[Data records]

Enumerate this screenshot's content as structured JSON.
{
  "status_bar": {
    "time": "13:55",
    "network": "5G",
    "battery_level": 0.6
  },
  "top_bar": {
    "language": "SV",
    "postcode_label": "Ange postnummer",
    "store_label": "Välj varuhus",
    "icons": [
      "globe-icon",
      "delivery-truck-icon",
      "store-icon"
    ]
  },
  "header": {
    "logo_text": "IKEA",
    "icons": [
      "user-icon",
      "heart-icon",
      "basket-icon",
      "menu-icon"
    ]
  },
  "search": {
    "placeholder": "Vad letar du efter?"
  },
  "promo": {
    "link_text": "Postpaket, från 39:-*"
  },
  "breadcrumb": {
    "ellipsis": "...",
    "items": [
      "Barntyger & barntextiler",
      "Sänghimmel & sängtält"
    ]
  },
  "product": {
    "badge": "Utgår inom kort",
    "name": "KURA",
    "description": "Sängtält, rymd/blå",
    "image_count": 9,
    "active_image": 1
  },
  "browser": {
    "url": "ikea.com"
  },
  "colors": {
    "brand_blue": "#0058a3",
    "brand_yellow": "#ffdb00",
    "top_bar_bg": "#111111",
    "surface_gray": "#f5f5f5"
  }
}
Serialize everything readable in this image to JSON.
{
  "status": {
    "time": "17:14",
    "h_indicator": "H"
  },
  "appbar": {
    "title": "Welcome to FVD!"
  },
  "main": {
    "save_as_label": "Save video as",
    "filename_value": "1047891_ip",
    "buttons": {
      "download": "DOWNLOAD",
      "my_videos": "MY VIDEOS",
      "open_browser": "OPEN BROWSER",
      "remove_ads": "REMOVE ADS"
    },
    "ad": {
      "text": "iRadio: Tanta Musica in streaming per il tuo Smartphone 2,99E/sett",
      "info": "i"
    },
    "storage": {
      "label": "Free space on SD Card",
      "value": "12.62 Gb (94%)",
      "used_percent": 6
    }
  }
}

CHALLENGE: Reproduce the material above, every line of it, exactly.

ANSWER TO THIS EXERCISE:
Enumerate this screenshot's content as structured JSON.
{
  "status_bar": {
    "time": "13:55",
    "network": "5G",
    "battery_level": 0.6
  },
  "top_bar": {
    "language": "SV",
    "postcode_label": "Ange postnummer",
    "store_label": "Välj varuhus",
    "icons": [
      "globe-icon",
      "delivery-truck-icon",
      "store-icon"
    ]
  },
  "header": {
    "logo_text": "IKEA",
    "icons": [
      "user-icon",
      "heart-icon",
      "basket-icon",
      "menu-icon"
    ]
  },
  "search": {
    "placeholder": "Vad letar du efter?"
  },
  "promo": {
    "link_text": "Postpaket, från 39:-*"
  },
  "breadcrumb": {
    "ellipsis": "...",
    "items": [
      "Barntyger & barntextiler",
      "Sänghimmel & sängtält"
    ]
  },
  "product": {
    "badge": "Utgår inom kort",
    "name": "KURA",
    "description": "Sängtält, rymd/blå",
    "image_count": 9,
    "active_image": 1
  },
  "browser": {
    "url": "ikea.com"
  },
  "colors": {
    "brand_blue": "#0058a3",
    "brand_yellow": "#ffdb00",
    "top_bar_bg": "#111111",
    "surface_gray": "#f5f5f5"
  }
}
Serialize everything readable in this image to JSON.
{
  "status": {
    "time": "17:14",
    "h_indicator": "H"
  },
  "appbar": {
    "title": "Welcome to FVD!"
  },
  "main": {
    "save_as_label": "Save video as",
    "filename_value": "1047891_ip",
    "buttons": {
      "download": "DOWNLOAD",
      "my_videos": "MY VIDEOS",
      "open_browser": "OPEN BROWSER",
      "remove_ads": "REMOVE ADS"
    },
    "ad": {
      "text": "iRadio: Tanta Musica in streaming per il tuo Smartphone 2,99E/sett",
      "info": "i"
    },
    "storage": {
      "label": "Free space on SD Card",
      "value": "12.62 Gb (94%)",
      "used_percent": 6
    }
  }
}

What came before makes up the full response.